What is required: Skip the images and return the records below exactly.

[Dataset records on visual material]

──────

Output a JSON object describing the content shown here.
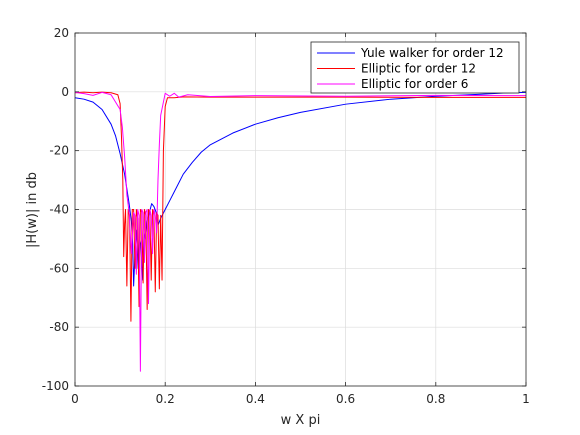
{
  "chart_data": {
    "type": "line",
    "xlabel": "w X pi",
    "ylabel": "|H(w)| in db",
    "xlim": [
      0,
      1
    ],
    "ylim": [
      -100,
      20
    ],
    "xticks": [
      "0",
      "0.2",
      "0.4",
      "0.6",
      "0.8",
      "1"
    ],
    "yticks": [
      "20",
      "0",
      "-20",
      "-40",
      "-60",
      "-80",
      "-100"
    ],
    "grid": true,
    "legend_position": "top-right",
    "series": [
      {
        "name": "Yule walker for order 12",
        "color": "#0000ff",
        "x": [
          0,
          0.02,
          0.04,
          0.06,
          0.08,
          0.09,
          0.1,
          0.11,
          0.115,
          0.12,
          0.125,
          0.128,
          0.13,
          0.133,
          0.136,
          0.14,
          0.143,
          0.146,
          0.15,
          0.153,
          0.156,
          0.16,
          0.165,
          0.17,
          0.175,
          0.18,
          0.185,
          0.19,
          0.2,
          0.21,
          0.22,
          0.24,
          0.26,
          0.28,
          0.3,
          0.35,
          0.4,
          0.45,
          0.5,
          0.6,
          0.7,
          0.8,
          0.9,
          0.95,
          1.0
        ],
        "y": [
          -2,
          -2.5,
          -3.5,
          -6,
          -11,
          -15,
          -21,
          -28,
          -33,
          -38,
          -44,
          -52,
          -66,
          -55,
          -47,
          -60,
          -50,
          -52,
          -64,
          -48,
          -50,
          -44,
          -41,
          -38,
          -39,
          -41,
          -45,
          -43,
          -40,
          -37,
          -34,
          -28,
          -24,
          -20.5,
          -18,
          -14,
          -11,
          -8.8,
          -7,
          -4.2,
          -2.5,
          -1.5,
          -0.8,
          -0.4,
          -0.2
        ]
      },
      {
        "name": "Elliptic for order 12",
        "color": "#ff0000",
        "x": [
          0,
          0.02,
          0.04,
          0.06,
          0.08,
          0.095,
          0.1,
          0.103,
          0.106,
          0.108,
          0.11,
          0.112,
          0.115,
          0.118,
          0.121,
          0.124,
          0.127,
          0.13,
          0.133,
          0.136,
          0.139,
          0.142,
          0.145,
          0.148,
          0.151,
          0.154,
          0.157,
          0.16,
          0.163,
          0.166,
          0.169,
          0.172,
          0.175,
          0.178,
          0.181,
          0.184,
          0.187,
          0.19,
          0.193,
          0.196,
          0.2,
          0.205,
          0.21,
          0.22,
          0.24,
          0.3,
          0.4,
          0.6,
          0.8,
          1.0
        ],
        "y": [
          -0.3,
          -0.1,
          -0.3,
          -0.1,
          -0.3,
          -1,
          -4,
          -15,
          -30,
          -56,
          -45,
          -40,
          -66,
          -40,
          -42,
          -78,
          -40,
          -40,
          -60,
          -40,
          -43,
          -73,
          -40,
          -41,
          -65,
          -40,
          -42,
          -74,
          -40,
          -41,
          -64,
          -40,
          -42,
          -68,
          -41,
          -42,
          -67,
          -42,
          -64,
          -20,
          -5,
          -2,
          -2,
          -2,
          -1.7,
          -1.8,
          -1.8,
          -1.8,
          -1.9,
          -1.9
        ]
      },
      {
        "name": "Elliptic for order 6",
        "color": "#ff00ff",
        "x": [
          0,
          0.02,
          0.04,
          0.06,
          0.08,
          0.1,
          0.105,
          0.11,
          0.115,
          0.12,
          0.125,
          0.13,
          0.133,
          0.136,
          0.139,
          0.142,
          0.145,
          0.148,
          0.151,
          0.154,
          0.157,
          0.16,
          0.163,
          0.166,
          0.169,
          0.172,
          0.175,
          0.178,
          0.181,
          0.184,
          0.187,
          0.19,
          0.2,
          0.21,
          0.22,
          0.23,
          0.25,
          0.3,
          0.4,
          0.6,
          0.8,
          1.0
        ],
        "y": [
          -0.2,
          -0.6,
          -1.2,
          -0.2,
          -1,
          -6,
          -12,
          -22,
          -35,
          -41,
          -55,
          -41,
          -42,
          -62,
          -40,
          -42,
          -95,
          -40,
          -41,
          -58,
          -41,
          -40,
          -72,
          -40,
          -42,
          -55,
          -40,
          -42,
          -48,
          -30,
          -18,
          -8,
          -0.5,
          -1.5,
          -0.5,
          -1.8,
          -1,
          -1.6,
          -1.3,
          -1.5,
          -1.2,
          -1.3
        ]
      }
    ]
  }
}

──────

Complete output:
Output a JSON object describing the content shown here.
{
  "chart_data": {
    "type": "line",
    "xlabel": "w X pi",
    "ylabel": "|H(w)| in db",
    "xlim": [
      0,
      1
    ],
    "ylim": [
      -100,
      20
    ],
    "xticks": [
      "0",
      "0.2",
      "0.4",
      "0.6",
      "0.8",
      "1"
    ],
    "yticks": [
      "20",
      "0",
      "-20",
      "-40",
      "-60",
      "-80",
      "-100"
    ],
    "grid": true,
    "legend_position": "top-right",
    "series": [
      {
        "name": "Yule walker for order 12",
        "color": "#0000ff",
        "x": [
          0,
          0.02,
          0.04,
          0.06,
          0.08,
          0.09,
          0.1,
          0.11,
          0.115,
          0.12,
          0.125,
          0.128,
          0.13,
          0.133,
          0.136,
          0.14,
          0.143,
          0.146,
          0.15,
          0.153,
          0.156,
          0.16,
          0.165,
          0.17,
          0.175,
          0.18,
          0.185,
          0.19,
          0.2,
          0.21,
          0.22,
          0.24,
          0.26,
          0.28,
          0.3,
          0.35,
          0.4,
          0.45,
          0.5,
          0.6,
          0.7,
          0.8,
          0.9,
          0.95,
          1.0
        ],
        "y": [
          -2,
          -2.5,
          -3.5,
          -6,
          -11,
          -15,
          -21,
          -28,
          -33,
          -38,
          -44,
          -52,
          -66,
          -55,
          -47,
          -60,
          -50,
          -52,
          -64,
          -48,
          -50,
          -44,
          -41,
          -38,
          -39,
          -41,
          -45,
          -43,
          -40,
          -37,
          -34,
          -28,
          -24,
          -20.5,
          -18,
          -14,
          -11,
          -8.8,
          -7,
          -4.2,
          -2.5,
          -1.5,
          -0.8,
          -0.4,
          -0.2
        ]
      },
      {
        "name": "Elliptic for order 12",
        "color": "#ff0000",
        "x": [
          0,
          0.02,
          0.04,
          0.06,
          0.08,
          0.095,
          0.1,
          0.103,
          0.106,
          0.108,
          0.11,
          0.112,
          0.115,
          0.118,
          0.121,
          0.124,
          0.127,
          0.13,
          0.133,
          0.136,
          0.139,
          0.142,
          0.145,
          0.148,
          0.151,
          0.154,
          0.157,
          0.16,
          0.163,
          0.166,
          0.169,
          0.172,
          0.175,
          0.178,
          0.181,
          0.184,
          0.187,
          0.19,
          0.193,
          0.196,
          0.2,
          0.205,
          0.21,
          0.22,
          0.24,
          0.3,
          0.4,
          0.6,
          0.8,
          1.0
        ],
        "y": [
          -0.3,
          -0.1,
          -0.3,
          -0.1,
          -0.3,
          -1,
          -4,
          -15,
          -30,
          -56,
          -45,
          -40,
          -66,
          -40,
          -42,
          -78,
          -40,
          -40,
          -60,
          -40,
          -43,
          -73,
          -40,
          -41,
          -65,
          -40,
          -42,
          -74,
          -40,
          -41,
          -64,
          -40,
          -42,
          -68,
          -41,
          -42,
          -67,
          -42,
          -64,
          -20,
          -5,
          -2,
          -2,
          -2,
          -1.7,
          -1.8,
          -1.8,
          -1.8,
          -1.9,
          -1.9
        ]
      },
      {
        "name": "Elliptic for order 6",
        "color": "#ff00ff",
        "x": [
          0,
          0.02,
          0.04,
          0.06,
          0.08,
          0.1,
          0.105,
          0.11,
          0.115,
          0.12,
          0.125,
          0.13,
          0.133,
          0.136,
          0.139,
          0.142,
          0.145,
          0.148,
          0.151,
          0.154,
          0.157,
          0.16,
          0.163,
          0.166,
          0.169,
          0.172,
          0.175,
          0.178,
          0.181,
          0.184,
          0.187,
          0.19,
          0.2,
          0.21,
          0.22,
          0.23,
          0.25,
          0.3,
          0.4,
          0.6,
          0.8,
          1.0
        ],
        "y": [
          -0.2,
          -0.6,
          -1.2,
          -0.2,
          -1,
          -6,
          -12,
          -22,
          -35,
          -41,
          -55,
          -41,
          -42,
          -62,
          -40,
          -42,
          -95,
          -40,
          -41,
          -58,
          -41,
          -40,
          -72,
          -40,
          -42,
          -55,
          -40,
          -42,
          -48,
          -30,
          -18,
          -8,
          -0.5,
          -1.5,
          -0.5,
          -1.8,
          -1,
          -1.6,
          -1.3,
          -1.5,
          -1.2,
          -1.3
        ]
      }
    ]
  }
}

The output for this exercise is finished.